TASK DETAILS: Every record that follows is to be copied exactly, with the pictures omitted.

── PROVIDED DATA ──

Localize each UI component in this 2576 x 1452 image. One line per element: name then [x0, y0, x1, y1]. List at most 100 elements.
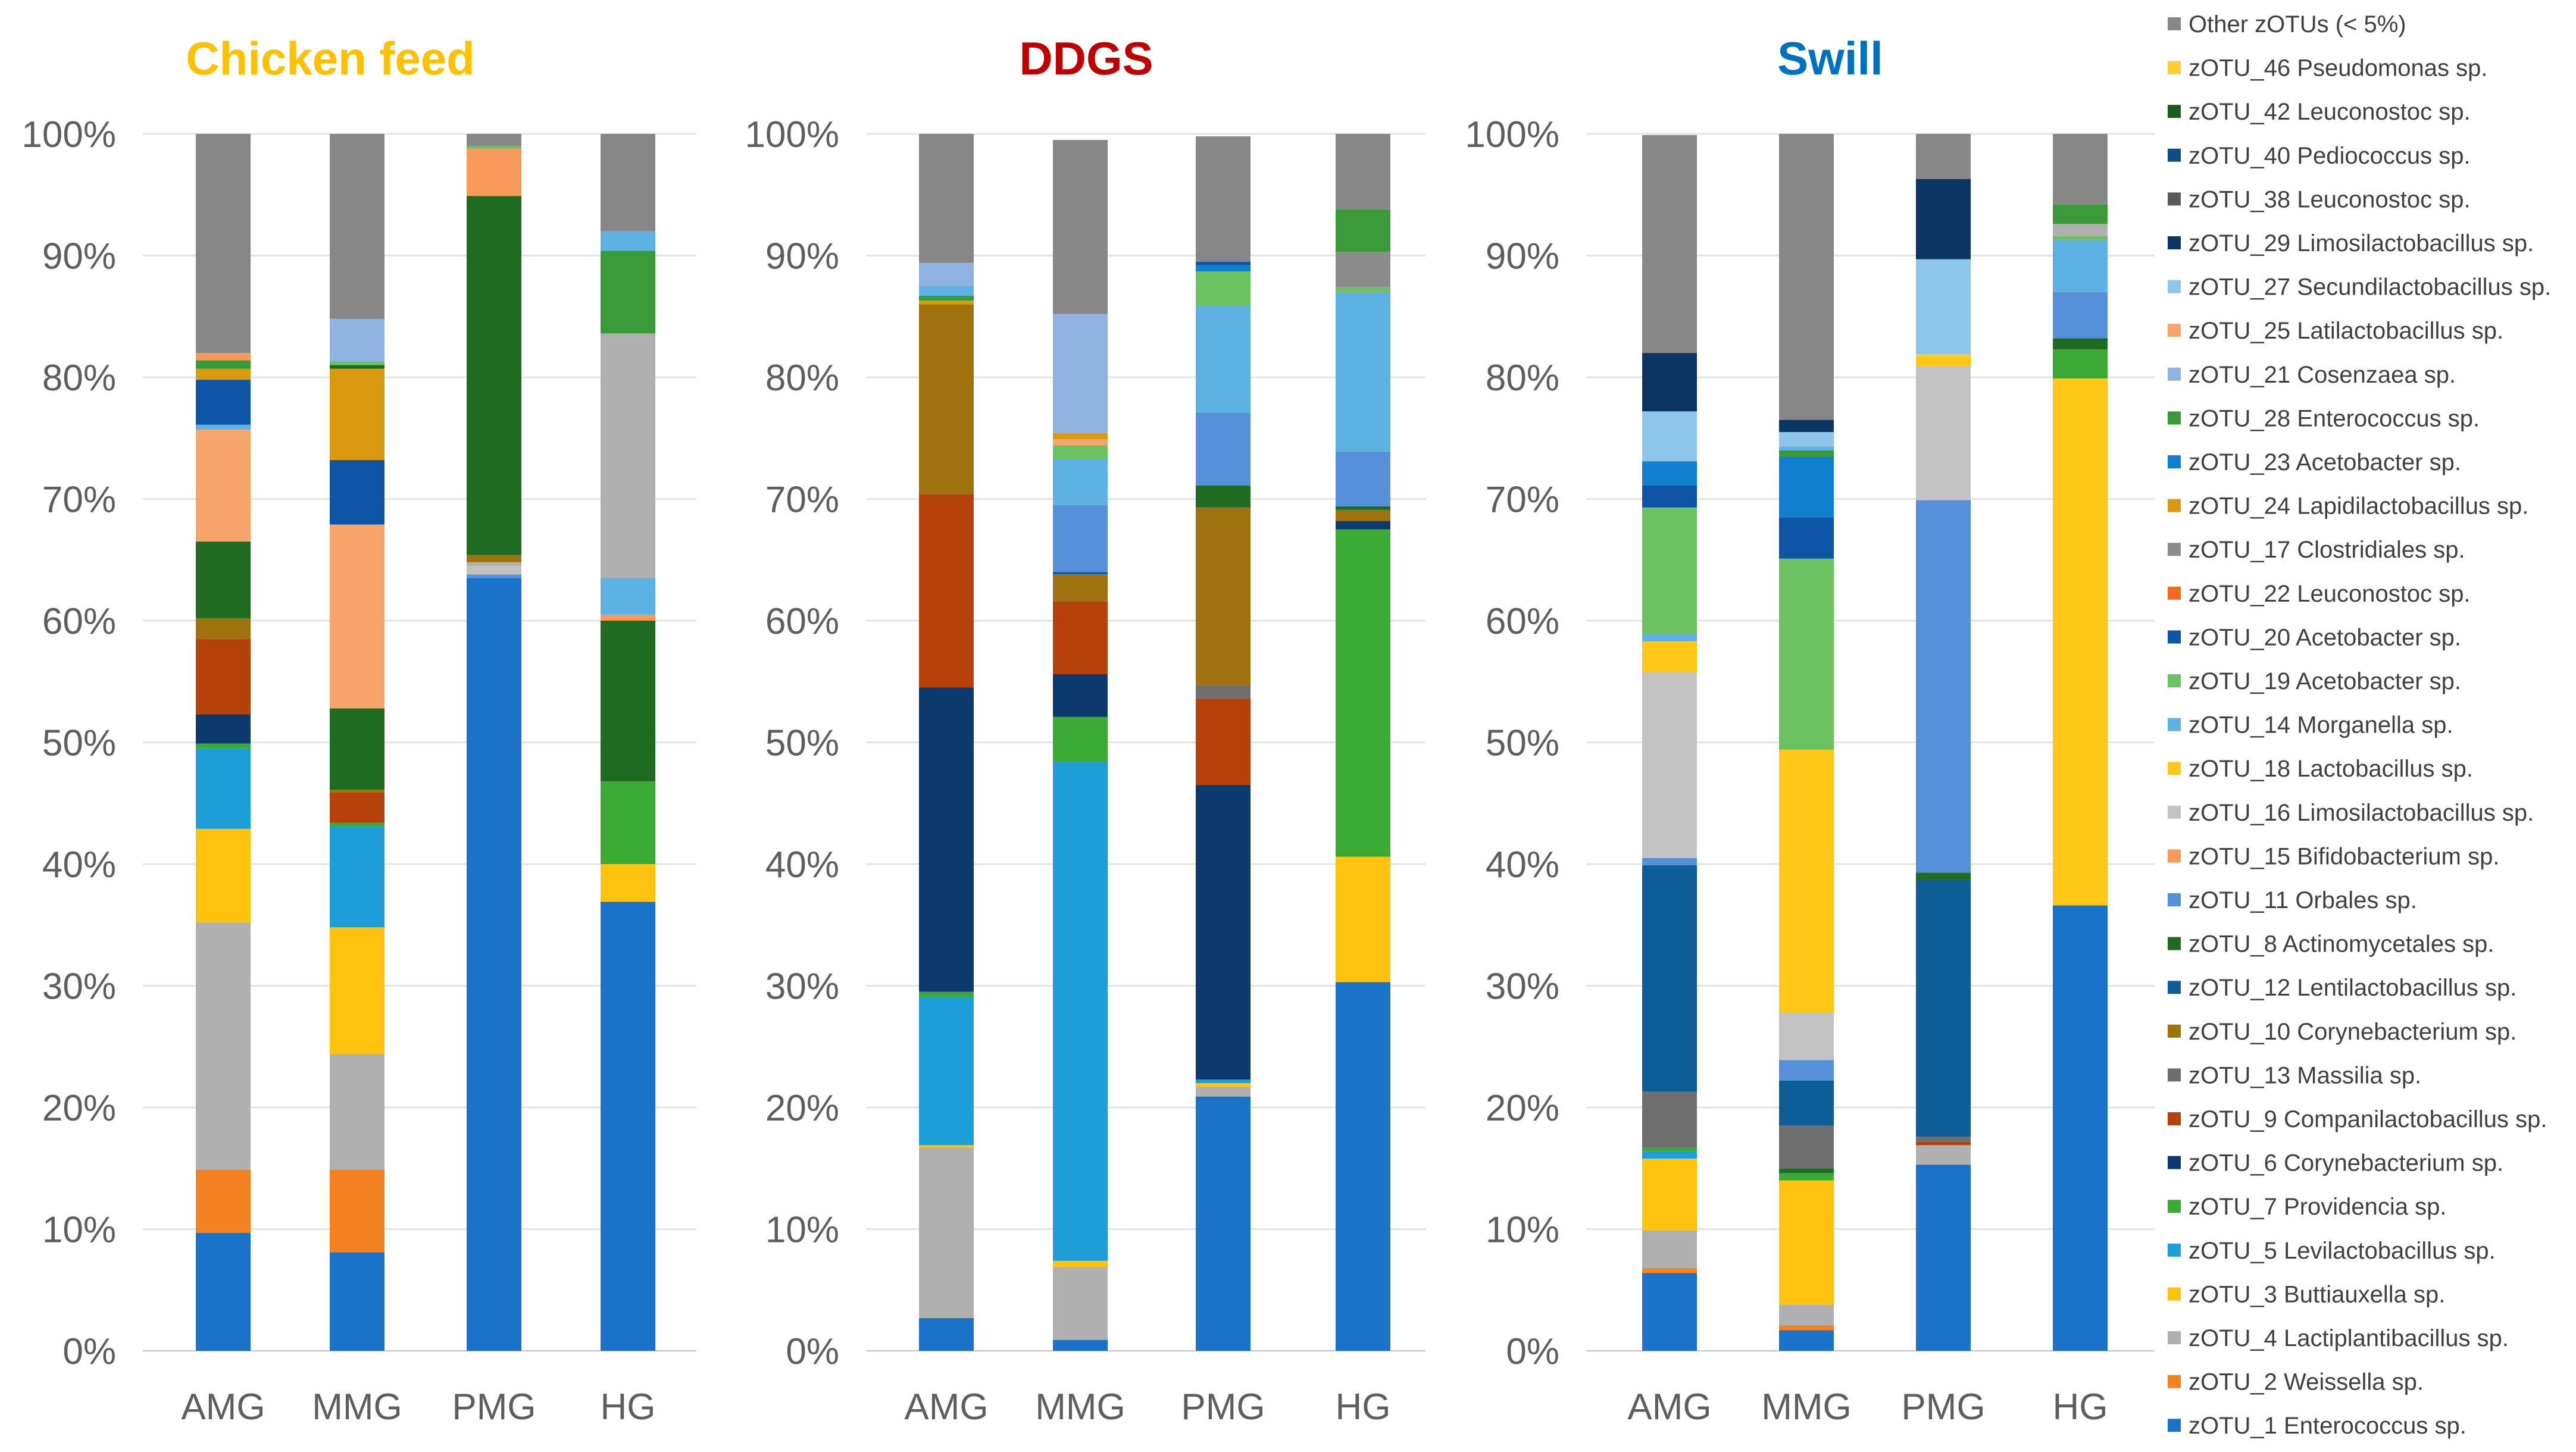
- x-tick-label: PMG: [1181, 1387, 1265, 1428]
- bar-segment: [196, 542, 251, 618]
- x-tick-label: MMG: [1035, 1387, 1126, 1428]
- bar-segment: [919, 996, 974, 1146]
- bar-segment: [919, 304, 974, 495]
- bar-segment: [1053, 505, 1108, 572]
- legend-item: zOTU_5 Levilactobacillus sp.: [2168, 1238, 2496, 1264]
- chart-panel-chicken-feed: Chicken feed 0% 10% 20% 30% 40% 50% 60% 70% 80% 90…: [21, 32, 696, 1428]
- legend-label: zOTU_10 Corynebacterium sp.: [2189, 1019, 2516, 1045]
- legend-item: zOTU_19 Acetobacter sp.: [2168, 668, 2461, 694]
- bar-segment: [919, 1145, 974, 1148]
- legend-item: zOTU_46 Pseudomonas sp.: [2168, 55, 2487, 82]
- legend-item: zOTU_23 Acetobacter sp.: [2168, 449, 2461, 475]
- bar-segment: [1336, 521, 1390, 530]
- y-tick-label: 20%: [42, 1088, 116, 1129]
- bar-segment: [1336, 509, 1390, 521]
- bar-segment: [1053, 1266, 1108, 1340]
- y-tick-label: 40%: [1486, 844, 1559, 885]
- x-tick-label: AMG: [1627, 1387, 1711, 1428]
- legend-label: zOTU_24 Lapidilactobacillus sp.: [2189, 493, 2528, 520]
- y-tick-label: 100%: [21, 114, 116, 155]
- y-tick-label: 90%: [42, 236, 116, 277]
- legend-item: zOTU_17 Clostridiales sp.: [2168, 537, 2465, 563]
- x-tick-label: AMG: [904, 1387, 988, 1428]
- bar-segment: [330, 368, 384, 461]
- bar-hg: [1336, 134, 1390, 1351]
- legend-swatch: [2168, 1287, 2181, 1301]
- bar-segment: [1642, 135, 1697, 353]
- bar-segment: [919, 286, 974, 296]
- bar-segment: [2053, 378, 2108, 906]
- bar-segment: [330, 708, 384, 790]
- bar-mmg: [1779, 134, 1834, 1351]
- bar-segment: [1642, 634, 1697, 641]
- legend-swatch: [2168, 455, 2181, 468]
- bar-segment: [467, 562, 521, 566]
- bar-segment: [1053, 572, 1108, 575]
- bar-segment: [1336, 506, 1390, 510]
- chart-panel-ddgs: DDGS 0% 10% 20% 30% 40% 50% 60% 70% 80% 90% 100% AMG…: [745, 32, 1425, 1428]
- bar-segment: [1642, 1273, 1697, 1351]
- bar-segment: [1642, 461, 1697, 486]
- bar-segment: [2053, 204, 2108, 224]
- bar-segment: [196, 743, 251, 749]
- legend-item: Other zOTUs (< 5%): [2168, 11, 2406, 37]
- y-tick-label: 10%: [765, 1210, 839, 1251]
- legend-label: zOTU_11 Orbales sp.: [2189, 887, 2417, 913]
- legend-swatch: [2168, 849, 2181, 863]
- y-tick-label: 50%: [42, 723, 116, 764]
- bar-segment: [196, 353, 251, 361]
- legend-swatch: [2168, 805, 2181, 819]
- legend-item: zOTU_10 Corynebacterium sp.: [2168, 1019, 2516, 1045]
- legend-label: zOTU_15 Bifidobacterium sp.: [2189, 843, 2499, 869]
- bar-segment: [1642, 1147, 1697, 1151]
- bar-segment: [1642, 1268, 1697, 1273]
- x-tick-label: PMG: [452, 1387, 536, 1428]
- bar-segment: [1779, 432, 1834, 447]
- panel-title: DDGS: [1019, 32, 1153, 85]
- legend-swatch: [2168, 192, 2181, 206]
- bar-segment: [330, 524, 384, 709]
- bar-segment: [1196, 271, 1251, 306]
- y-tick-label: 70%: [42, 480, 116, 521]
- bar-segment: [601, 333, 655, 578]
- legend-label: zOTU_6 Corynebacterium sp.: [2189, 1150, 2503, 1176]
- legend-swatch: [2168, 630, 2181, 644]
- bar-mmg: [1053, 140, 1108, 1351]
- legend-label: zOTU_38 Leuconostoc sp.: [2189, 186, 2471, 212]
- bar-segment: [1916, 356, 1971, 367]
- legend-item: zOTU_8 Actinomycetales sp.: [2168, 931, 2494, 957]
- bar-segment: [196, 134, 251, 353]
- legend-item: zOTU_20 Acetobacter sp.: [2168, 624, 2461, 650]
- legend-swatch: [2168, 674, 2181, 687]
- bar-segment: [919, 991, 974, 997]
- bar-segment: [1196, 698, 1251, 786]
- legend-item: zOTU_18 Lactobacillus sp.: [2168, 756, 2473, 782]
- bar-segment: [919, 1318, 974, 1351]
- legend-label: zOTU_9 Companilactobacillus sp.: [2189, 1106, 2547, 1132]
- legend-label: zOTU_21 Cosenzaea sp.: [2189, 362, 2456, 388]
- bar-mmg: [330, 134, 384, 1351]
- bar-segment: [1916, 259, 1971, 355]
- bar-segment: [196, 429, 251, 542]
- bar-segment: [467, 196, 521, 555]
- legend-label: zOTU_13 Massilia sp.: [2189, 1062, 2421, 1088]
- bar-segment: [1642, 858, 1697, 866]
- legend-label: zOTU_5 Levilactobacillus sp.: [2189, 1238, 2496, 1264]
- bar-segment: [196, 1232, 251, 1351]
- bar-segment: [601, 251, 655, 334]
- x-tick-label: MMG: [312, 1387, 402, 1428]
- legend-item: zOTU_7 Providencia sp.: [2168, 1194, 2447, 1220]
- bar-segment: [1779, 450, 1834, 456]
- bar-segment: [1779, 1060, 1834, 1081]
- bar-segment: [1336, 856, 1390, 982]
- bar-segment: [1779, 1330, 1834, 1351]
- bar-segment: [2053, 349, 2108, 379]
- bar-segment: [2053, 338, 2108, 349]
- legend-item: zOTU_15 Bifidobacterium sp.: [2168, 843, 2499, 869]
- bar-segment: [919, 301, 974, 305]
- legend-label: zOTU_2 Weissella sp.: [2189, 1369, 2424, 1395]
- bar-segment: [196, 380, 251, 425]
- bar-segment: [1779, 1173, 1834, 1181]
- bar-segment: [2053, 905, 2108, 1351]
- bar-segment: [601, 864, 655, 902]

───

RESPONSE FOR THIS EXERCISE:
Localize each UI component in this 2576 x 1452 image. One line per element: name then [x0, y0, x1, y1]. List at most 100 elements.
- x-tick-label: PMG: [1181, 1387, 1265, 1428]
- bar-segment: [196, 542, 251, 618]
- x-tick-label: MMG: [1035, 1387, 1126, 1428]
- bar-segment: [919, 996, 974, 1146]
- bar-segment: [919, 304, 974, 495]
- bar-segment: [1053, 505, 1108, 572]
- legend-item: zOTU_5 Levilactobacillus sp.: [2168, 1238, 2496, 1264]
- chart-panel-chicken-feed: Chicken feed 0% 10% 20% 30% 40% 50% 60% 70% 80% 90…: [21, 32, 696, 1428]
- legend-label: zOTU_10 Corynebacterium sp.: [2189, 1019, 2516, 1045]
- legend-item: zOTU_19 Acetobacter sp.: [2168, 668, 2461, 694]
- bar-segment: [919, 1145, 974, 1148]
- legend-item: zOTU_46 Pseudomonas sp.: [2168, 55, 2487, 82]
- legend-item: zOTU_23 Acetobacter sp.: [2168, 449, 2461, 475]
- bar-segment: [1336, 521, 1390, 530]
- y-tick-label: 20%: [42, 1088, 116, 1129]
- bar-segment: [1336, 509, 1390, 521]
- bar-segment: [1053, 1266, 1108, 1340]
- y-tick-label: 40%: [1486, 844, 1559, 885]
- x-tick-label: AMG: [1627, 1387, 1711, 1428]
- legend-label: zOTU_24 Lapidilactobacillus sp.: [2189, 493, 2528, 520]
- y-tick-label: 100%: [21, 114, 116, 155]
- y-tick-label: 90%: [42, 236, 116, 277]
- legend-item: zOTU_17 Clostridiales sp.: [2168, 537, 2465, 563]
- x-tick-label: AMG: [904, 1387, 988, 1428]
- bar-segment: [330, 368, 384, 461]
- bar-hg: [1336, 134, 1390, 1351]
- legend-swatch: [2168, 1287, 2181, 1301]
- bar-segment: [1642, 135, 1697, 353]
- bar-segment: [919, 286, 974, 296]
- bar-segment: [2053, 378, 2108, 906]
- bar-segment: [330, 708, 384, 790]
- bar-mmg: [1779, 134, 1834, 1351]
- bar-segment: [1642, 634, 1697, 641]
- legend-swatch: [2168, 455, 2181, 468]
- bar-segment: [467, 562, 521, 566]
- bar-segment: [1053, 572, 1108, 575]
- bar-segment: [1336, 506, 1390, 510]
- chart-panel-ddgs: DDGS 0% 10% 20% 30% 40% 50% 60% 70% 80% 90% 100% AMG…: [745, 32, 1425, 1428]
- bar-segment: [1642, 1273, 1697, 1351]
- bar-segment: [1642, 461, 1697, 486]
- bar-segment: [2053, 204, 2108, 224]
- bar-segment: [196, 743, 251, 749]
- legend-item: Other zOTUs (< 5%): [2168, 11, 2406, 37]
- y-tick-label: 10%: [765, 1210, 839, 1251]
- legend-label: zOTU_11 Orbales sp.: [2189, 887, 2417, 913]
- legend-swatch: [2168, 849, 2181, 863]
- y-tick-label: 50%: [42, 723, 116, 764]
- bar-segment: [196, 353, 251, 361]
- legend-swatch: [2168, 805, 2181, 819]
- legend-item: zOTU_10 Corynebacterium sp.: [2168, 1019, 2516, 1045]
- legend-label: zOTU_15 Bifidobacterium sp.: [2189, 843, 2499, 869]
- bar-segment: [1642, 1147, 1697, 1151]
- bar-segment: [1642, 1268, 1697, 1273]
- x-tick-label: PMG: [452, 1387, 536, 1428]
- bar-segment: [1779, 432, 1834, 447]
- panel-title: DDGS: [1019, 32, 1153, 85]
- legend-swatch: [2168, 192, 2181, 206]
- bar-segment: [330, 524, 384, 709]
- bar-segment: [1196, 271, 1251, 306]
- y-tick-label: 70%: [42, 480, 116, 521]
- bar-segment: [601, 333, 655, 578]
- legend-label: zOTU_6 Corynebacterium sp.: [2189, 1150, 2503, 1176]
- legend-swatch: [2168, 630, 2181, 644]
- bar-mmg: [1053, 140, 1108, 1351]
- legend-label: zOTU_38 Leuconostoc sp.: [2189, 186, 2471, 212]
- bar-segment: [1916, 356, 1971, 367]
- legend-item: zOTU_8 Actinomycetales sp.: [2168, 931, 2494, 957]
- bar-segment: [196, 134, 251, 353]
- legend-item: zOTU_20 Acetobacter sp.: [2168, 624, 2461, 650]
- legend-swatch: [2168, 674, 2181, 687]
- bar-segment: [919, 991, 974, 997]
- bar-segment: [1196, 698, 1251, 786]
- legend-item: zOTU_18 Lactobacillus sp.: [2168, 756, 2473, 782]
- bar-segment: [919, 1318, 974, 1351]
- legend-label: zOTU_9 Companilactobacillus sp.: [2189, 1106, 2547, 1132]
- legend-label: zOTU_21 Cosenzaea sp.: [2189, 362, 2456, 388]
- bar-mmg: [330, 134, 384, 1351]
- bar-segment: [1916, 259, 1971, 355]
- bar-segment: [196, 429, 251, 542]
- bar-segment: [467, 196, 521, 555]
- legend-label: zOTU_13 Massilia sp.: [2189, 1062, 2421, 1088]
- bar-segment: [1642, 858, 1697, 866]
- legend-label: zOTU_5 Levilactobacillus sp.: [2189, 1238, 2496, 1264]
- bar-segment: [196, 1232, 251, 1351]
- bar-segment: [601, 251, 655, 334]
- x-tick-label: MMG: [312, 1387, 402, 1428]
- legend-item: zOTU_7 Providencia sp.: [2168, 1194, 2447, 1220]
- bar-segment: [1779, 450, 1834, 456]
- bar-segment: [1779, 1060, 1834, 1081]
- bar-segment: [1336, 856, 1390, 982]
- bar-segment: [1779, 1330, 1834, 1351]
- bar-segment: [2053, 349, 2108, 379]
- bar-segment: [2053, 338, 2108, 349]
- legend-item: zOTU_15 Bifidobacterium sp.: [2168, 843, 2499, 869]
- bar-segment: [919, 301, 974, 305]
- legend-label: zOTU_2 Weissella sp.: [2189, 1369, 2424, 1395]
- bar-segment: [196, 380, 251, 425]
- bar-segment: [1779, 1173, 1834, 1181]
- bar-segment: [2053, 905, 2108, 1351]
- bar-segment: [601, 864, 655, 902]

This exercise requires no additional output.